WHAT YOU WILL DO:
Copy the data exactly; pictures stay out of the copy.

Records excerpted from a collection

####

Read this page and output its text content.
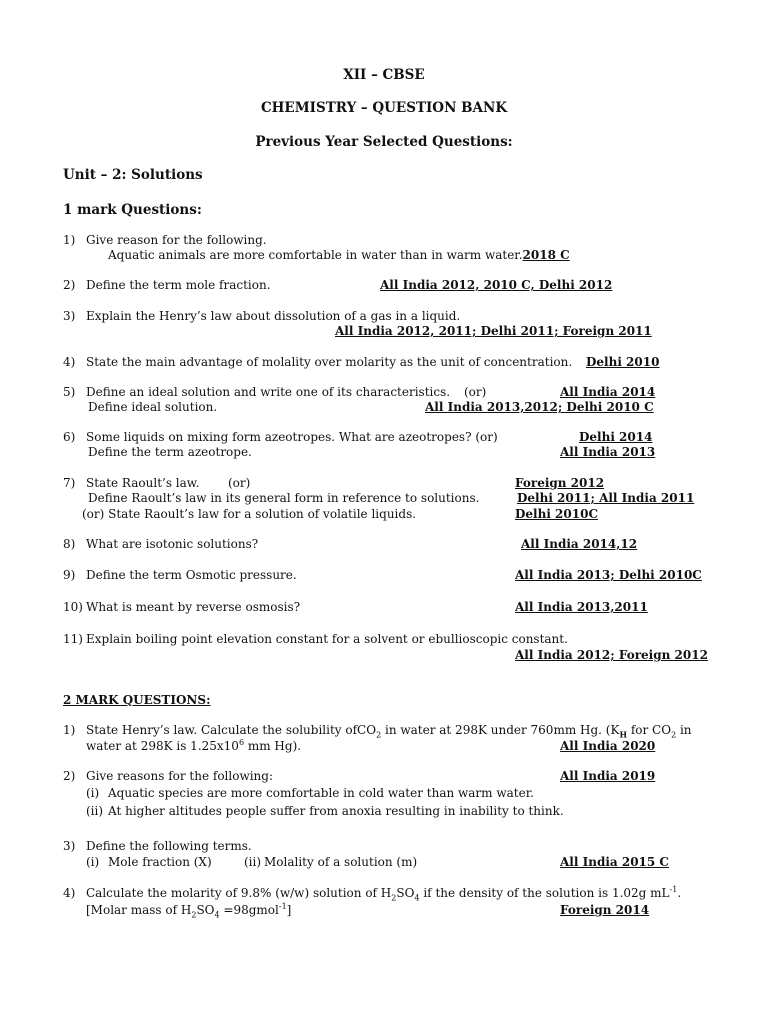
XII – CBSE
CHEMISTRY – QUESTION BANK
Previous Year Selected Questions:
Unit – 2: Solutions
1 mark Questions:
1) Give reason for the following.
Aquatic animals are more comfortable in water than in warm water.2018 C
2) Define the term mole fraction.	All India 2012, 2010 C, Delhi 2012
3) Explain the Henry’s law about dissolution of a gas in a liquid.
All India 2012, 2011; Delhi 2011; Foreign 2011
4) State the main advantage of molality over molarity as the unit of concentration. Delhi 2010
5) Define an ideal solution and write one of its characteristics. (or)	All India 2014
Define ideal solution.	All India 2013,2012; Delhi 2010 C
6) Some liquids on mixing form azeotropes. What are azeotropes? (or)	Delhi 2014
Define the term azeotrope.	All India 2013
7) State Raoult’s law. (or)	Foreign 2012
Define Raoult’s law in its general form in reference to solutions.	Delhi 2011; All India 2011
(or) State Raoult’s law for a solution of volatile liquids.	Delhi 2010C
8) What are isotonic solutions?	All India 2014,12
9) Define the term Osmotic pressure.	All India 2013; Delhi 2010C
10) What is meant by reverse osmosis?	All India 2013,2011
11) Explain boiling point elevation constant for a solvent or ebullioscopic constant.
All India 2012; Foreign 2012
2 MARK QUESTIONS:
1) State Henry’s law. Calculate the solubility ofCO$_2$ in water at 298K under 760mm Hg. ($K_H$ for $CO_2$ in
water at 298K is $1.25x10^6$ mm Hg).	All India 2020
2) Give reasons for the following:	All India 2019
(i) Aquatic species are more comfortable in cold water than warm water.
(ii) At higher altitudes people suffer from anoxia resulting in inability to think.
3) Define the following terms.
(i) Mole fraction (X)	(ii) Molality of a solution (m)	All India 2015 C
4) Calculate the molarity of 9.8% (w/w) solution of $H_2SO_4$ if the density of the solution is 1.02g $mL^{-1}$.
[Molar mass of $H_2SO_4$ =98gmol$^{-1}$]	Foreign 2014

####

EXPECTED ANSWER:
Read this page and output its text content.
XII – CBSE
CHEMISTRY – QUESTION BANK
Previous Year Selected Questions:
Unit – 2: Solutions
1 mark Questions:
1) Give reason for the following.
Aquatic animals are more comfortable in water than in warm water.2018 C
2) Define the term mole fraction.	All India 2012, 2010 C, Delhi 2012
3) Explain the Henry’s law about dissolution of a gas in a liquid.
All India 2012, 2011; Delhi 2011; Foreign 2011
4) State the main advantage of molality over molarity as the unit of concentration. Delhi 2010
5) Define an ideal solution and write one of its characteristics. (or)	All India 2014
Define ideal solution.	All India 2013,2012; Delhi 2010 C
6) Some liquids on mixing form azeotropes. What are azeotropes? (or)	Delhi 2014
Define the term azeotrope.	All India 2013
7) State Raoult’s law. (or)	Foreign 2012
Define Raoult’s law in its general form in reference to solutions.	Delhi 2011; All India 2011
(or) State Raoult’s law for a solution of volatile liquids.	Delhi 2010C
8) What are isotonic solutions?	All India 2014,12
9) Define the term Osmotic pressure.	All India 2013; Delhi 2010C
10) What is meant by reverse osmosis?	All India 2013,2011
11) Explain boiling point elevation constant for a solvent or ebullioscopic constant.
All India 2012; Foreign 2012
2 MARK QUESTIONS:
1) State Henry’s law. Calculate the solubility ofCO$_2$ in water at 298K under 760mm Hg. ($K_H$ for $CO_2$ in
water at 298K is $1.25x10^6$ mm Hg).	All India 2020
2) Give reasons for the following:	All India 2019
(i) Aquatic species are more comfortable in cold water than warm water.
(ii) At higher altitudes people suffer from anoxia resulting in inability to think.
3) Define the following terms.
(i) Mole fraction (X)	(ii) Molality of a solution (m)	All India 2015 C
4) Calculate the molarity of 9.8% (w/w) solution of $H_2SO_4$ if the density of the solution is 1.02g $mL^{-1}$.
[Molar mass of $H_2SO_4$ =98gmol$^{-1}$]	Foreign 2014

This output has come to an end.